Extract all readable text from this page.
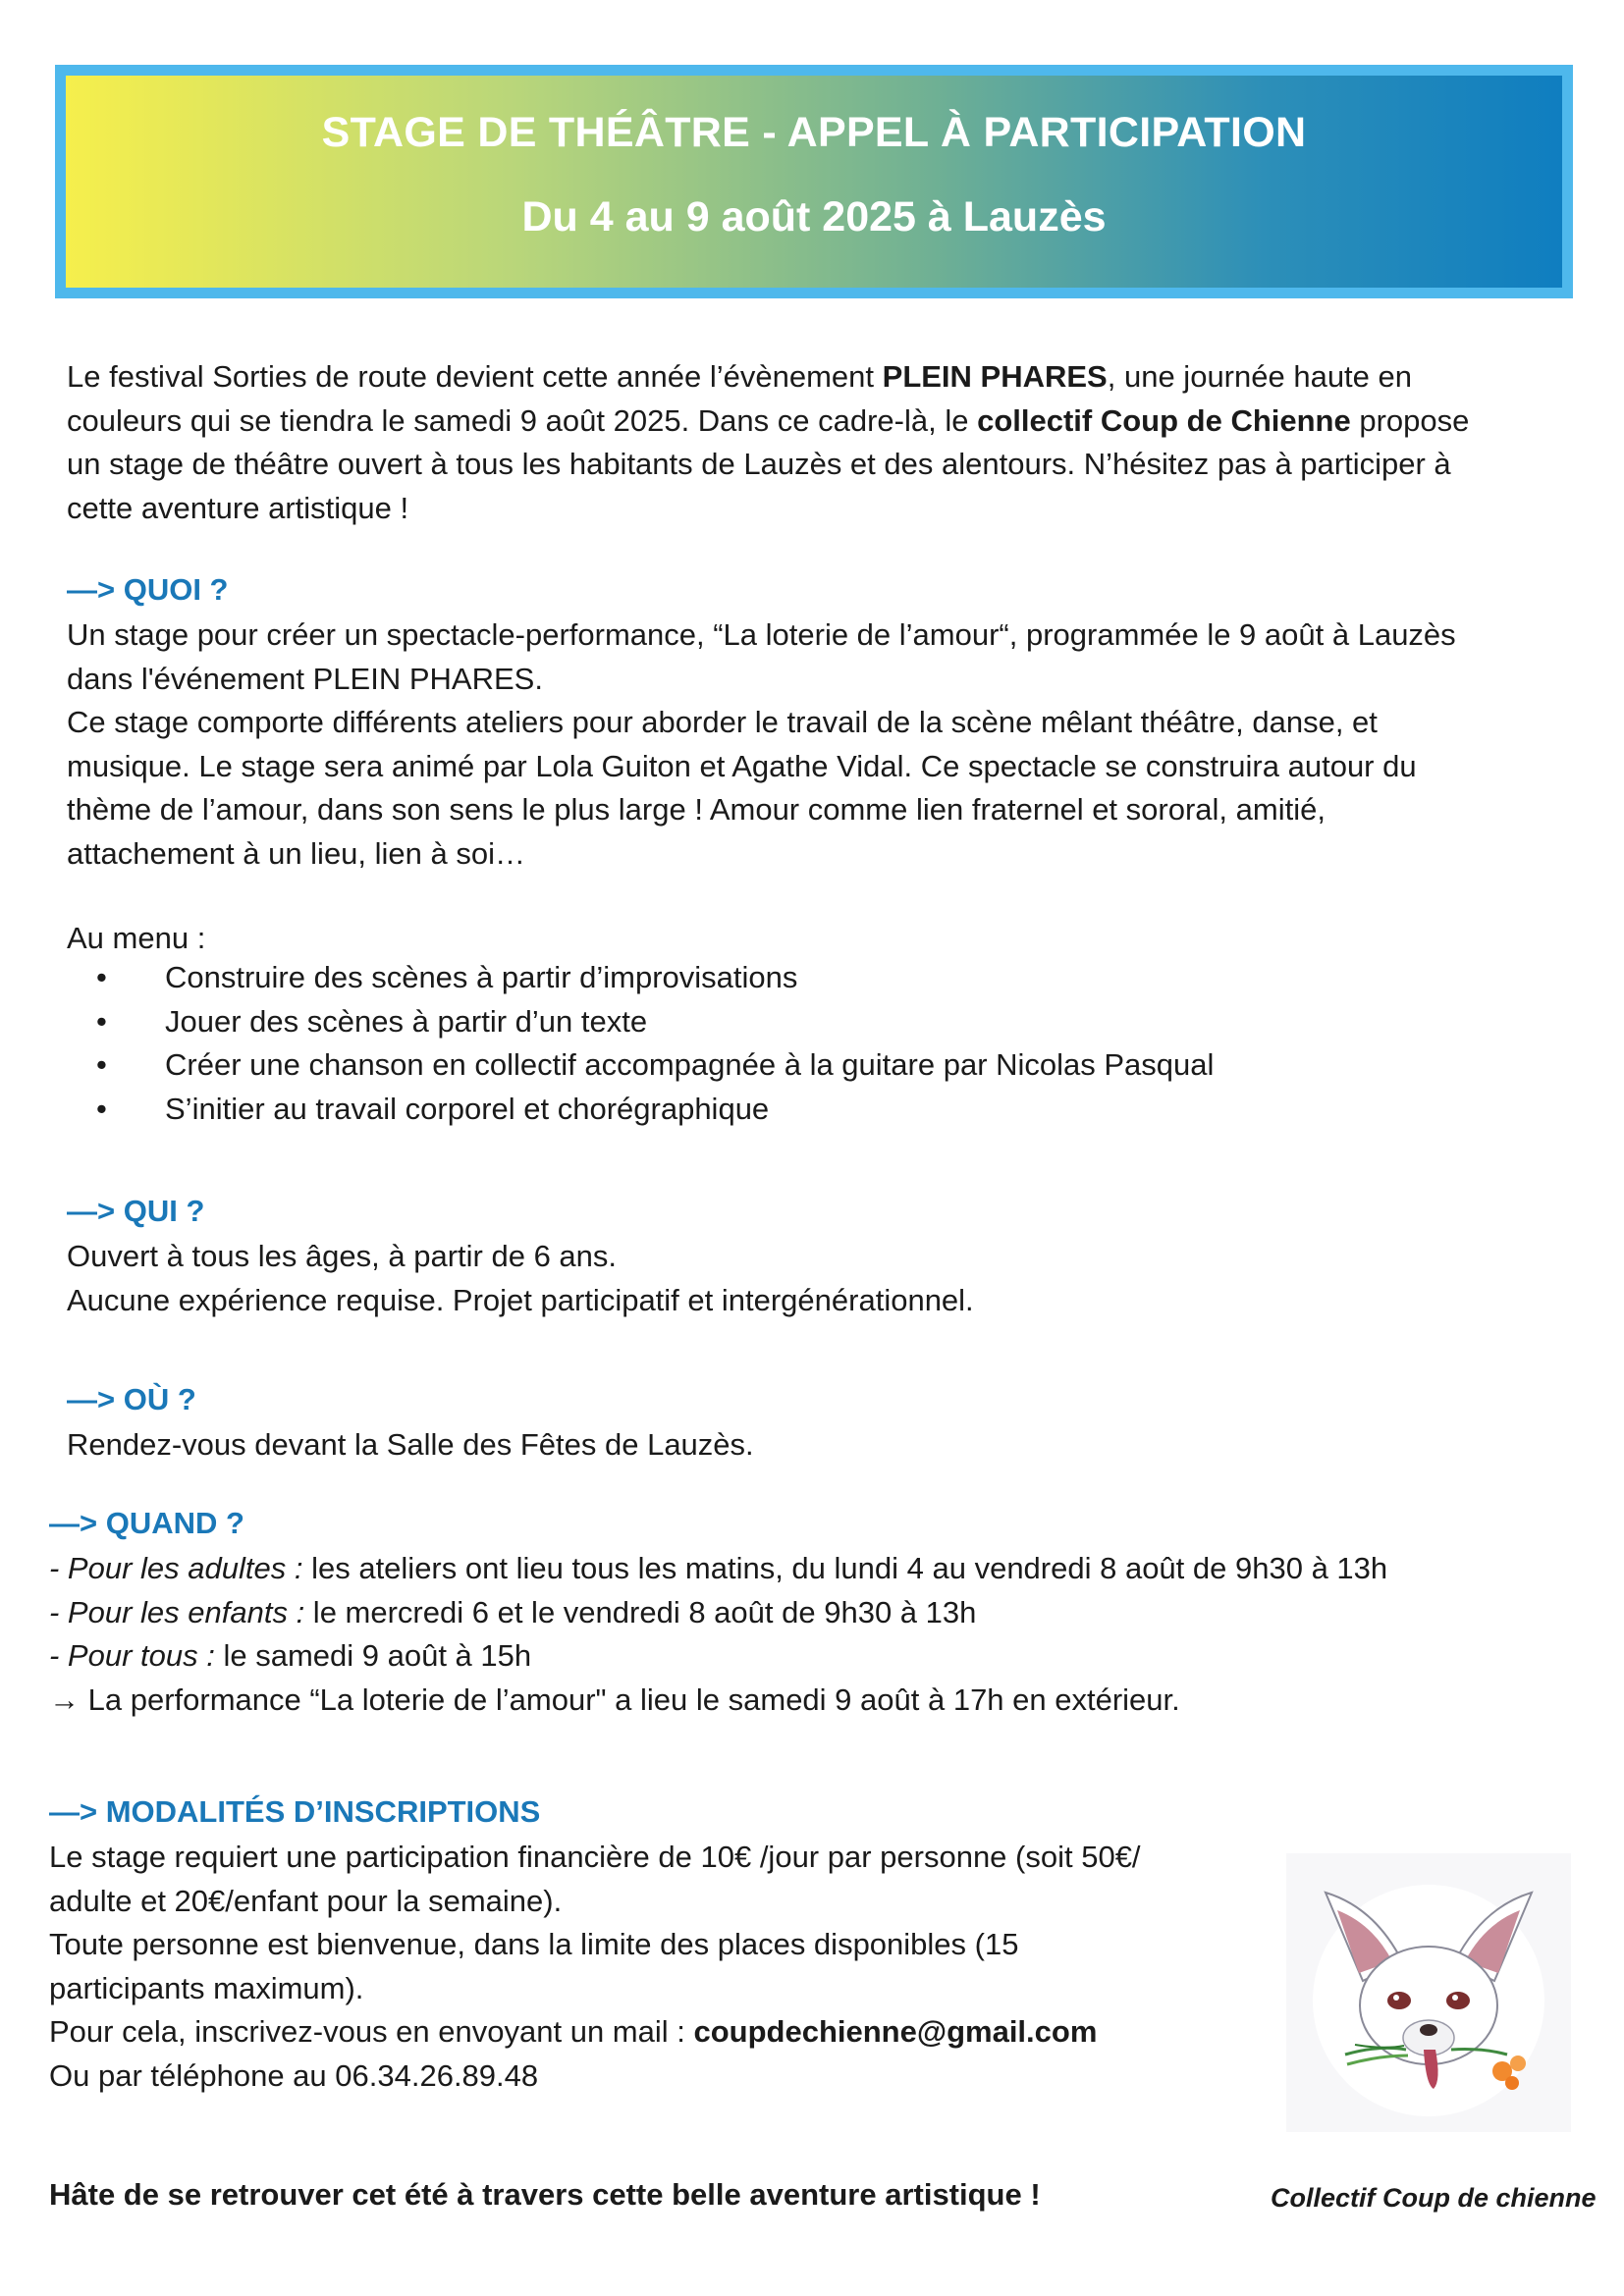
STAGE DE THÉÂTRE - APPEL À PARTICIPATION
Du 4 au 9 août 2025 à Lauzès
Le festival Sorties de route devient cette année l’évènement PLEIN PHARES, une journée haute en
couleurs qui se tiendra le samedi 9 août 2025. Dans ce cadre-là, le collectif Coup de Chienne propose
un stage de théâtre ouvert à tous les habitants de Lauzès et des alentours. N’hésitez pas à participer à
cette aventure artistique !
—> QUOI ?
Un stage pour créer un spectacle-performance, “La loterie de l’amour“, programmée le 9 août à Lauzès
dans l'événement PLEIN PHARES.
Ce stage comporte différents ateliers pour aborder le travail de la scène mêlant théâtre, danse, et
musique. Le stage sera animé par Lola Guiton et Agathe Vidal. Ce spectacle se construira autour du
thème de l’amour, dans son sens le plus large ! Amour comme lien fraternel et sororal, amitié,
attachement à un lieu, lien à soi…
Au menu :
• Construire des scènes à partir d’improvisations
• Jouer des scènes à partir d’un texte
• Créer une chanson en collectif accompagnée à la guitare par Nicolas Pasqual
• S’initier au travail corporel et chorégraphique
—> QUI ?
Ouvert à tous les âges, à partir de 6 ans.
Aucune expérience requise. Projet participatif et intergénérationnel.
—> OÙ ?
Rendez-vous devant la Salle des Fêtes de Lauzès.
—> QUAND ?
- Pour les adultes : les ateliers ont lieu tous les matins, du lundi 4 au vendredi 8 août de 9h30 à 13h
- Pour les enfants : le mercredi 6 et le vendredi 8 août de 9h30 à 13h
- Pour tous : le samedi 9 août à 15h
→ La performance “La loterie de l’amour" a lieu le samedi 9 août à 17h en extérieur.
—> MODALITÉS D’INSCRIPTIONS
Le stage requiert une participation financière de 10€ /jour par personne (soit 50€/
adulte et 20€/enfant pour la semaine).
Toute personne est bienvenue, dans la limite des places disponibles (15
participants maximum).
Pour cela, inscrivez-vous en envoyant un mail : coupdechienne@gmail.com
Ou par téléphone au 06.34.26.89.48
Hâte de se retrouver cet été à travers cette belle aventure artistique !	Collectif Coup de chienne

━━━━━━━━━━━━━━━━

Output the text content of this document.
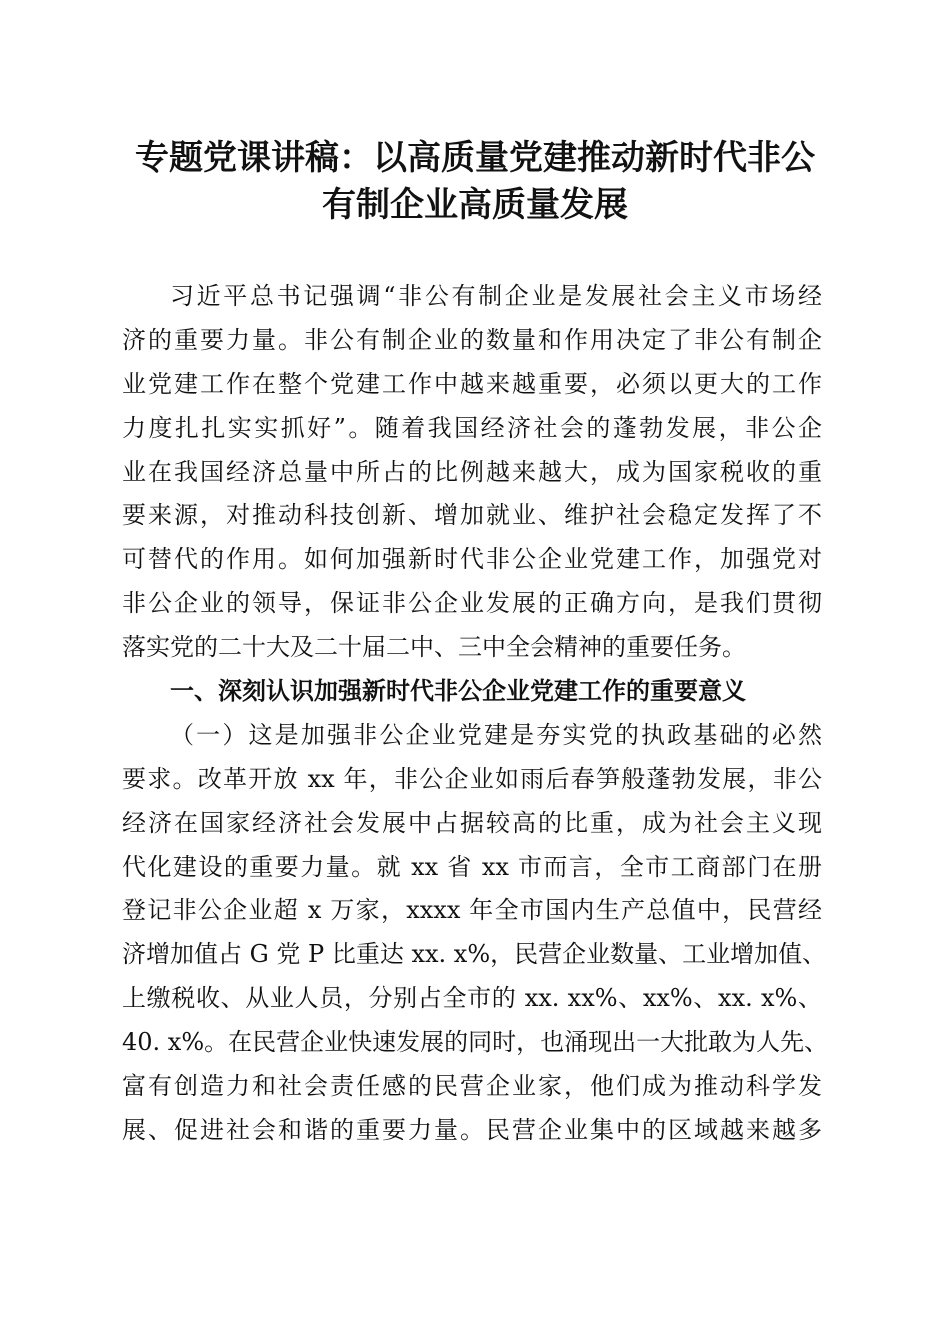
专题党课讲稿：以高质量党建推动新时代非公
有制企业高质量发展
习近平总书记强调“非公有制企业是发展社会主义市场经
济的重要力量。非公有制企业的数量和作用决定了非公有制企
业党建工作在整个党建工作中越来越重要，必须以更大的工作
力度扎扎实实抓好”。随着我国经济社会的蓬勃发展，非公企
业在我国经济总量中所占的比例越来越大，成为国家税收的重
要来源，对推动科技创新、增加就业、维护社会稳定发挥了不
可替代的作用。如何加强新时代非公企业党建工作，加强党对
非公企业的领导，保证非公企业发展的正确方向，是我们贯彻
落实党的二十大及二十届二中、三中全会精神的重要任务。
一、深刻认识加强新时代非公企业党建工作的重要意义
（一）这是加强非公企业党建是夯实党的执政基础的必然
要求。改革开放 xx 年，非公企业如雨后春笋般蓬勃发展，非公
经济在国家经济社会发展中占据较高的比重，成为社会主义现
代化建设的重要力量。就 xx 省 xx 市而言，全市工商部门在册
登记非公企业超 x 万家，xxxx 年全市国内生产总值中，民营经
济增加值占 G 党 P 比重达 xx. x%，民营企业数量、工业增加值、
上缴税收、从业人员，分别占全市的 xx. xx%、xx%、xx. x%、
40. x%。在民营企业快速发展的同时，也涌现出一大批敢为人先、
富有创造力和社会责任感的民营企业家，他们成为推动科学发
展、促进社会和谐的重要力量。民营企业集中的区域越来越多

━━━━━━━━━━━━━━━━

In the listing, find every line with the word "ateliers" and state how many there are, nothing more.

▶ _EXPECTED ANSWER_: 2